Start of PROVIDED DATA

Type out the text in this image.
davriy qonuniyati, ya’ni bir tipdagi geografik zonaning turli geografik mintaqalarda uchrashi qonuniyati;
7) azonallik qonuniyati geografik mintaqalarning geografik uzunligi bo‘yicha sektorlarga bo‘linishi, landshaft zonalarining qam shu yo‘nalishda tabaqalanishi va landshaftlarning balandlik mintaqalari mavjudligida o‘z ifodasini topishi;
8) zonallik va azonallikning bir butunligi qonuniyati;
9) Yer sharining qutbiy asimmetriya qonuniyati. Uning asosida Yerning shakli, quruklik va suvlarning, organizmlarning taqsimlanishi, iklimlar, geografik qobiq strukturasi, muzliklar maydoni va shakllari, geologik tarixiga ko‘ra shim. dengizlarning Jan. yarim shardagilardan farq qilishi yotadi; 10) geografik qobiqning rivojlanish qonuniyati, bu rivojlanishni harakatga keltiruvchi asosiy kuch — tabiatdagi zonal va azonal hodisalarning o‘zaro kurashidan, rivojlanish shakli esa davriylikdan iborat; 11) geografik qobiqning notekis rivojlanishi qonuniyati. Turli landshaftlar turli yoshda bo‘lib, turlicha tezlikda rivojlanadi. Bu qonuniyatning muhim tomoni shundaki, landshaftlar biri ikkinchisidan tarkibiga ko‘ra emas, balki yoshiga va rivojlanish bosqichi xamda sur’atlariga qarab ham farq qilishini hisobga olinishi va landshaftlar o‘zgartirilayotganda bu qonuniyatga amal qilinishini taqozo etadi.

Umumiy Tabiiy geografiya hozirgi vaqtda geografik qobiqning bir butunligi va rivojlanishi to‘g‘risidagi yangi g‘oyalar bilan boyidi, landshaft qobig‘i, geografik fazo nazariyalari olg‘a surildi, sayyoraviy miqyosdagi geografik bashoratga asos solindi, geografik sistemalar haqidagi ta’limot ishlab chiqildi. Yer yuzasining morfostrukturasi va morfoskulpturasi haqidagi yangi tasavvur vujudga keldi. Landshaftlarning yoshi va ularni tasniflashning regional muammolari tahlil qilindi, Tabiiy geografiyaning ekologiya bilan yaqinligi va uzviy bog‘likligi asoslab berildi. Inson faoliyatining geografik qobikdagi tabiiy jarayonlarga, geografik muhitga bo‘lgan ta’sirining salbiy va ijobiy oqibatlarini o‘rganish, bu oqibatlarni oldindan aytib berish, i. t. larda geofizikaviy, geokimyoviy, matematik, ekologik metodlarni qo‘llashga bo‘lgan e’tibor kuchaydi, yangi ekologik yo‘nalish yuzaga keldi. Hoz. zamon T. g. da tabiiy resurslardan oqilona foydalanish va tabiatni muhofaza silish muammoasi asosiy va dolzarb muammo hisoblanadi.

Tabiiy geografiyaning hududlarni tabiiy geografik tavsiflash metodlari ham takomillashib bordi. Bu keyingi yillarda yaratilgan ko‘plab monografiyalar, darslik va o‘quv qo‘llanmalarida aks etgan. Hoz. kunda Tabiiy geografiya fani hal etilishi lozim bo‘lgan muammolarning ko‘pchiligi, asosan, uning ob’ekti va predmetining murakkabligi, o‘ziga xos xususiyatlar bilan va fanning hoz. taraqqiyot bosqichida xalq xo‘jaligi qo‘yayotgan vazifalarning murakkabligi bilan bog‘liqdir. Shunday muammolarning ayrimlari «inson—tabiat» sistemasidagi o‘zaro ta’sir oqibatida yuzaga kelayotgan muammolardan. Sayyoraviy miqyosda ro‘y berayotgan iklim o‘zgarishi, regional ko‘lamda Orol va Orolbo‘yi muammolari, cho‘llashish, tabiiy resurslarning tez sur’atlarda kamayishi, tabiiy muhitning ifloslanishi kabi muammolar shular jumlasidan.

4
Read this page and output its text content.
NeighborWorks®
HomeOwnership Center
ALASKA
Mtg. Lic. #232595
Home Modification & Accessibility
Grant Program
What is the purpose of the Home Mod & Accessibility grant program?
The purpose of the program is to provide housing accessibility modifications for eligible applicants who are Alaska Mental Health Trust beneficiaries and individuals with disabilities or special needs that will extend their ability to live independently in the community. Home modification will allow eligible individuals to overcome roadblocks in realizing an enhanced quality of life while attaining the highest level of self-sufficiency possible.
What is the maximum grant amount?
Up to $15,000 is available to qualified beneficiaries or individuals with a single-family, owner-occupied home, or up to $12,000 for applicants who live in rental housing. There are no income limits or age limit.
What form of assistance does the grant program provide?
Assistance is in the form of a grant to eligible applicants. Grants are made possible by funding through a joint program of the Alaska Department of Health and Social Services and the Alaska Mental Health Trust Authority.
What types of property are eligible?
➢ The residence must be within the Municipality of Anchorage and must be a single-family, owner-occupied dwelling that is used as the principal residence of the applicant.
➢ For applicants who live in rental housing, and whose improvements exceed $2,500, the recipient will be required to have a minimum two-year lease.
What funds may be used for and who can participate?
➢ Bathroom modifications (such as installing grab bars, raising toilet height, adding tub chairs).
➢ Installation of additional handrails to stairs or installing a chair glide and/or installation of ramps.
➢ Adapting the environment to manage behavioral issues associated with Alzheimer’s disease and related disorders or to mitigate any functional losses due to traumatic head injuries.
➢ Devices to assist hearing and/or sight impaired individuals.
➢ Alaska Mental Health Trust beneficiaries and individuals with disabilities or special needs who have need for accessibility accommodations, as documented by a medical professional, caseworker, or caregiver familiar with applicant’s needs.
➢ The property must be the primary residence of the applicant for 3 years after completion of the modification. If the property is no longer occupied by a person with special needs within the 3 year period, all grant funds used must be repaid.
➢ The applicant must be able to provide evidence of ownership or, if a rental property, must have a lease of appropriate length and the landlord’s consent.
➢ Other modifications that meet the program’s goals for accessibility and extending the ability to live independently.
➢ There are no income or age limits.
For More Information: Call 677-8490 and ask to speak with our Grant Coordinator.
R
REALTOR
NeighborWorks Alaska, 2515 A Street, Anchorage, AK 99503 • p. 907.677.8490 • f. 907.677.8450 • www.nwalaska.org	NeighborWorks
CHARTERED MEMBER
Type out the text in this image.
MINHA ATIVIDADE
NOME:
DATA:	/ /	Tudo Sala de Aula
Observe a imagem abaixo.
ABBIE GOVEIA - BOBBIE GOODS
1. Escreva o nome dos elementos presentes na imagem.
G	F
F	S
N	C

End of PROVIDED DATA

**DIRECTIONS FOR THIS TASK:** Repeat the records above in full, character for character.

**SOLUTION FOR THIS TASK:**
Type out the text in this image.
davriy qonuniyati, ya’ni bir tipdagi geografik zonaning turli geografik mintaqalarda uchrashi qonuniyati;
7) azonallik qonuniyati geografik mintaqalarning geografik uzunligi bo‘yicha sektorlarga bo‘linishi, landshaft zonalarining qam shu yo‘nalishda tabaqalanishi va landshaftlarning balandlik mintaqalari mavjudligida o‘z ifodasini topishi;
8) zonallik va azonallikning bir butunligi qonuniyati;
9) Yer sharining qutbiy asimmetriya qonuniyati. Uning asosida Yerning shakli, quruklik va suvlarning, organizmlarning taqsimlanishi, iklimlar, geografik qobiq strukturasi, muzliklar maydoni va shakllari, geologik tarixiga ko‘ra shim. dengizlarning Jan. yarim shardagilardan farq qilishi yotadi; 10) geografik qobiqning rivojlanish qonuniyati, bu rivojlanishni harakatga keltiruvchi asosiy kuch — tabiatdagi zonal va azonal hodisalarning o‘zaro kurashidan, rivojlanish shakli esa davriylikdan iborat; 11) geografik qobiqning notekis rivojlanishi qonuniyati. Turli landshaftlar turli yoshda bo‘lib, turlicha tezlikda rivojlanadi. Bu qonuniyatning muhim tomoni shundaki, landshaftlar biri ikkinchisidan tarkibiga ko‘ra emas, balki yoshiga va rivojlanish bosqichi xamda sur’atlariga qarab ham farq qilishini hisobga olinishi va landshaftlar o‘zgartirilayotganda bu qonuniyatga amal qilinishini taqozo etadi.

Umumiy Tabiiy geografiya hozirgi vaqtda geografik qobiqning bir butunligi va rivojlanishi to‘g‘risidagi yangi g‘oyalar bilan boyidi, landshaft qobig‘i, geografik fazo nazariyalari olg‘a surildi, sayyoraviy miqyosdagi geografik bashoratga asos solindi, geografik sistemalar haqidagi ta’limot ishlab chiqildi. Yer yuzasining morfostrukturasi va morfoskulpturasi haqidagi yangi tasavvur vujudga keldi. Landshaftlarning yoshi va ularni tasniflashning regional muammolari tahlil qilindi, Tabiiy geografiyaning ekologiya bilan yaqinligi va uzviy bog‘likligi asoslab berildi. Inson faoliyatining geografik qobikdagi tabiiy jarayonlarga, geografik muhitga bo‘lgan ta’sirining salbiy va ijobiy oqibatlarini o‘rganish, bu oqibatlarni oldindan aytib berish, i. t. larda geofizikaviy, geokimyoviy, matematik, ekologik metodlarni qo‘llashga bo‘lgan e’tibor kuchaydi, yangi ekologik yo‘nalish yuzaga keldi. Hoz. zamon T. g. da tabiiy resurslardan oqilona foydalanish va tabiatni muhofaza silish muammoasi asosiy va dolzarb muammo hisoblanadi.

Tabiiy geografiyaning hududlarni tabiiy geografik tavsiflash metodlari ham takomillashib bordi. Bu keyingi yillarda yaratilgan ko‘plab monografiyalar, darslik va o‘quv qo‘llanmalarida aks etgan. Hoz. kunda Tabiiy geografiya fani hal etilishi lozim bo‘lgan muammolarning ko‘pchiligi, asosan, uning ob’ekti va predmetining murakkabligi, o‘ziga xos xususiyatlar bilan va fanning hoz. taraqqiyot bosqichida xalq xo‘jaligi qo‘yayotgan vazifalarning murakkabligi bilan bog‘liqdir. Shunday muammolarning ayrimlari «inson—tabiat» sistemasidagi o‘zaro ta’sir oqibatida yuzaga kelayotgan muammolardan. Sayyoraviy miqyosda ro‘y berayotgan iklim o‘zgarishi, regional ko‘lamda Orol va Orolbo‘yi muammolari, cho‘llashish, tabiiy resurslarning tez sur’atlarda kamayishi, tabiiy muhitning ifloslanishi kabi muammolar shular jumlasidan.

4
Read this page and output its text content.
NeighborWorks®
HomeOwnership Center
ALASKA
Mtg. Lic. #232595
Home Modification & Accessibility
Grant Program
What is the purpose of the Home Mod & Accessibility grant program?
The purpose of the program is to provide housing accessibility modifications for eligible applicants who are Alaska Mental Health Trust beneficiaries and individuals with disabilities or special needs that will extend their ability to live independently in the community. Home modification will allow eligible individuals to overcome roadblocks in realizing an enhanced quality of life while attaining the highest level of self-sufficiency possible.
What is the maximum grant amount?
Up to $15,000 is available to qualified beneficiaries or individuals with a single-family, owner-occupied home, or up to $12,000 for applicants who live in rental housing. There are no income limits or age limit.
What form of assistance does the grant program provide?
Assistance is in the form of a grant to eligible applicants. Grants are made possible by funding through a joint program of the Alaska Department of Health and Social Services and the Alaska Mental Health Trust Authority.
What types of property are eligible?
➢ The residence must be within the Municipality of Anchorage and must be a single-family, owner-occupied dwelling that is used as the principal residence of the applicant.
➢ For applicants who live in rental housing, and whose improvements exceed $2,500, the recipient will be required to have a minimum two-year lease.
What funds may be used for and who can participate?
➢ Bathroom modifications (such as installing grab bars, raising toilet height, adding tub chairs).
➢ Installation of additional handrails to stairs or installing a chair glide and/or installation of ramps.
➢ Adapting the environment to manage behavioral issues associated with Alzheimer’s disease and related disorders or to mitigate any functional losses due to traumatic head injuries.
➢ Devices to assist hearing and/or sight impaired individuals.
➢ Alaska Mental Health Trust beneficiaries and individuals with disabilities or special needs who have need for accessibility accommodations, as documented by a medical professional, caseworker, or caregiver familiar with applicant’s needs.
➢ The property must be the primary residence of the applicant for 3 years after completion of the modification. If the property is no longer occupied by a person with special needs within the 3 year period, all grant funds used must be repaid.
➢ The applicant must be able to provide evidence of ownership or, if a rental property, must have a lease of appropriate length and the landlord’s consent.
➢ Other modifications that meet the program’s goals for accessibility and extending the ability to live independently.
➢ There are no income or age limits.
For More Information: Call 677-8490 and ask to speak with our Grant Coordinator.
R
REALTOR
NeighborWorks Alaska, 2515 A Street, Anchorage, AK 99503 • p. 907.677.8490 • f. 907.677.8450 • www.nwalaska.org	NeighborWorks
CHARTERED MEMBER
Type out the text in this image.
MINHA ATIVIDADE
NOME:
DATA:	/ /	Tudo Sala de Aula
Observe a imagem abaixo.
ABBIE GOVEIA - BOBBIE GOODS
1. Escreva o nome dos elementos presentes na imagem.
G	F
F	S
N	C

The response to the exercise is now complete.